Within the region 21, the inactive conductive feature 60B may be a ring structure and encircle the devices 26 and the active RDLs 60A in the top-down view. The devices 26 are shown in dashed lines and the active RDLs 60A are omitted in FIG. 2B for illustrative purposes. The inactive conductive feature 60B may comprise two or more bends adjacent each corner of the first passivation layer 40. The inactive conductive feature 60B may comprises linear segments extending along edges of the first passivation layer 40 and corner segments adjacent the corners of the first passivation layer 40. Each corner segment of the inactive conductive feature 60B may connect two neighboring linear segments of the inactive conductive feature 60B that extend along intersecting edges of the first passivation layer 40. Each corner segment of the inactive conductive feature 60B may form non-straight angles with the linear segments of the inactive conductive feature 60B connected to the corner segment of the inactive conductive feature 60B. Corner regions of the first passivation layer 40 may be free of the inactive conductive feature 60B, which may reduce stress in the corner regions of the first passivation layer 40 and the corner regions of the subsequently formed layers over the first passivation layer 40. As a result, formation of cracks and/or delamination in the first passivation layer 40 and the subsequently formed layers over the first passivation layer 40 may be prevented or reduced as described in greater details below. The inactive conductive feature 34B underneath the inactive conductive feature 60B may have a similar shape as the inactive conductive feature 60B in the top-down view.

In the embodiments shown in FIG. 2B, the inactive conductive feature 60B may be a continuous ring structure and have a rectangular shape with four inverted corners (e.g., notched corners with right angles) adjacent the four corners of the first passivation layer 40. The inactive conductive feature 60B may comprise three bends adjacent each corner of the first passivation layer 40. The corner segments of the inactive conductive feature 60B may have a shape of an “L” in the top-down view. Each corner segment of the inactive conductive feature 60B may form right angles with the linear segments of the inactive conductive feature 60B connected to the corner segment of the inactive conductive feature 60B. The inactive conductive feature 60B may have a width W1 in range from about 3.6 μm to about 9.9 μm in the top-down view.

▸ **Extracted records**:
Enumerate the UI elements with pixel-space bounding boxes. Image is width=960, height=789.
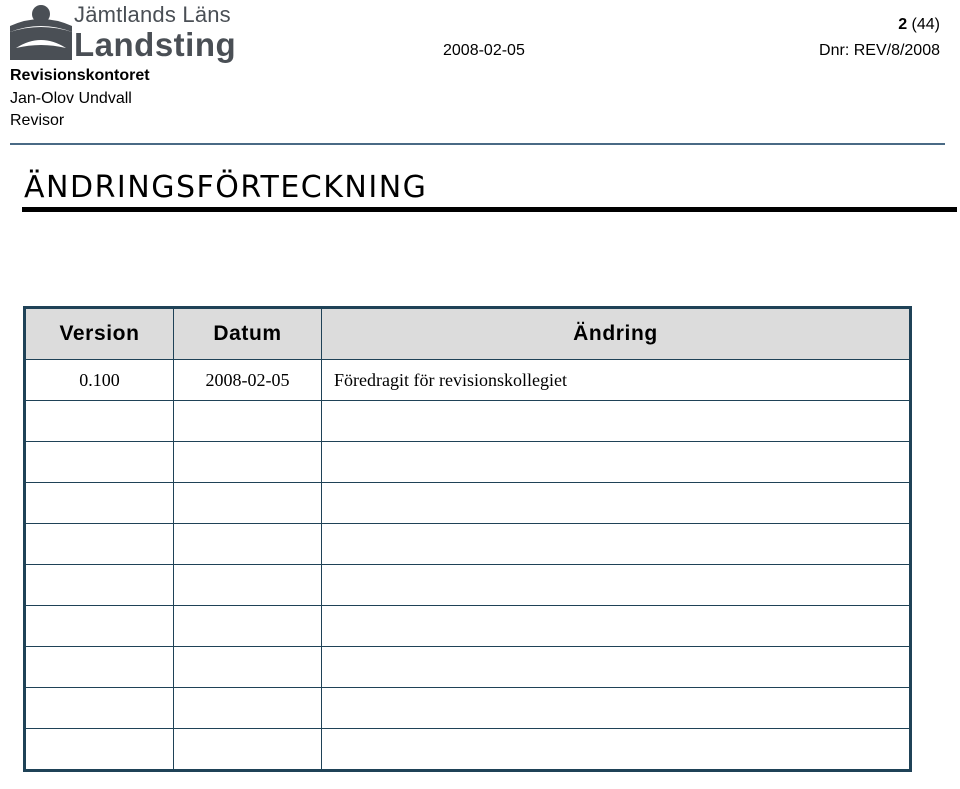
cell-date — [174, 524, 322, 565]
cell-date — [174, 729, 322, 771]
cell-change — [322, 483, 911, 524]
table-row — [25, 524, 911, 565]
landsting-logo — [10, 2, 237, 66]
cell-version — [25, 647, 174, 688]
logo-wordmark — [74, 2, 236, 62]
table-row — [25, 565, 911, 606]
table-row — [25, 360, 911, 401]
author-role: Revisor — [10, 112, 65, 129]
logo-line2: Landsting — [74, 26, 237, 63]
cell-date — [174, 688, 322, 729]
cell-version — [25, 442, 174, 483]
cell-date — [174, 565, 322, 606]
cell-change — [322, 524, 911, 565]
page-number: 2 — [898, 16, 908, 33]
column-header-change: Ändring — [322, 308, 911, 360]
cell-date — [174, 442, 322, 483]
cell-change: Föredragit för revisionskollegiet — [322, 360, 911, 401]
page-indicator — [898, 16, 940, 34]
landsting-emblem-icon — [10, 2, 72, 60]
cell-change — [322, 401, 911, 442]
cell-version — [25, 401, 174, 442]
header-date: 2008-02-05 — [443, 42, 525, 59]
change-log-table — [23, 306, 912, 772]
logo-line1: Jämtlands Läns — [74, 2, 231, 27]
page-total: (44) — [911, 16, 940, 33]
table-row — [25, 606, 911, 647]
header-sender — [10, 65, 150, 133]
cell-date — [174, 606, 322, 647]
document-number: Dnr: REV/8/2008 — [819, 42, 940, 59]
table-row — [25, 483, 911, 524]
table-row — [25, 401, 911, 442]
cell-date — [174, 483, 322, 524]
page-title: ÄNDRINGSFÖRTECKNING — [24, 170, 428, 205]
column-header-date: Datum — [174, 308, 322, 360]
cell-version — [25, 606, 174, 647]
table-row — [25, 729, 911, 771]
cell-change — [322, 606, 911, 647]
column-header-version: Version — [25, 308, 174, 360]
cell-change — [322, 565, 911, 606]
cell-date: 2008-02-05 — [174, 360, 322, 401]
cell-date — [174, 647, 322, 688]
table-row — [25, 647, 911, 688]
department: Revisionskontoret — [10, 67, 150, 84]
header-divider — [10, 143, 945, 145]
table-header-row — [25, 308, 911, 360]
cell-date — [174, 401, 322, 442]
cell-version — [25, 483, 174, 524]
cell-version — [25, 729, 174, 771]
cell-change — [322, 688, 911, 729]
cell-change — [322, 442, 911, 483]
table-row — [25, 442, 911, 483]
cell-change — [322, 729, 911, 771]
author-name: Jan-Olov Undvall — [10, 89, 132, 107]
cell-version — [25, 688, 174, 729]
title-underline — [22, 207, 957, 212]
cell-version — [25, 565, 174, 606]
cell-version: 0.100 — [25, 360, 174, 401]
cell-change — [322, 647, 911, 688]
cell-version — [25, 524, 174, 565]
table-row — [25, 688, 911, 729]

▸ **Given task 1**:
Using the patent extract on the inactive conductive feature, answer these:
(a) In the top-down view, what does the inactive conductive feature 60B encircle?
(b) In the embodiments shown in FIG. 2B, how many bends may the inactive conductive feature 60B have adjacent each corner of the first passivation layer 40?
(c) What range is given for the width W1 of the inactive conductive feature 60B?
▸ **Given task 2**:
Write out the stretch of the patent extract from "In the embodiments" through "μm in the top-down view.", changing "rectangular" to "square".
▸ **Given task 3**:
According to the patent extract, what is the benefit of leaving the corner regions of the first passivation layer 40 free of the inactive conductive feature 60B? Answer in one to three sentences.

▸ **Task answer 1**:
(a) The devices 26 and the active RDLs 60A.
(b) Three bends.
(c) From about 3.6 μm to about 9.9 μm.

▸ **Task answer 2**:
In the embodiments shown in FIG. 2B, the inactive conductive feature 60B may be a continuous ring structure and have a square shape with four inverted corners (e.g., notched corners with right angles) adjacent the four corners of the first passivation layer 40. The inactive conductive feature 60B may comprise three bends adjacent each corner of the first passivation layer 40. The corner segments of the inactive conductive feature 60B may have a shape of an “L” in the top-down view. Each corner segment of the inactive conductive feature 60B may form right angles with the linear segments of the inactive conductive feature 60B connected to the corner segment of the inactive conductive feature 60B. The inactive conductive feature 60B may have a width W1 in range from about 3.6 μm to about 9.9 μm in the top-down view.

▸ **Task answer 3**:
Leaving those corner regions free of the feature may reduce stress in the corners of the first passivation layer 40 and of the layers formed over it. As a result, cracks and/or delamination in those layers may be prevented or reduced.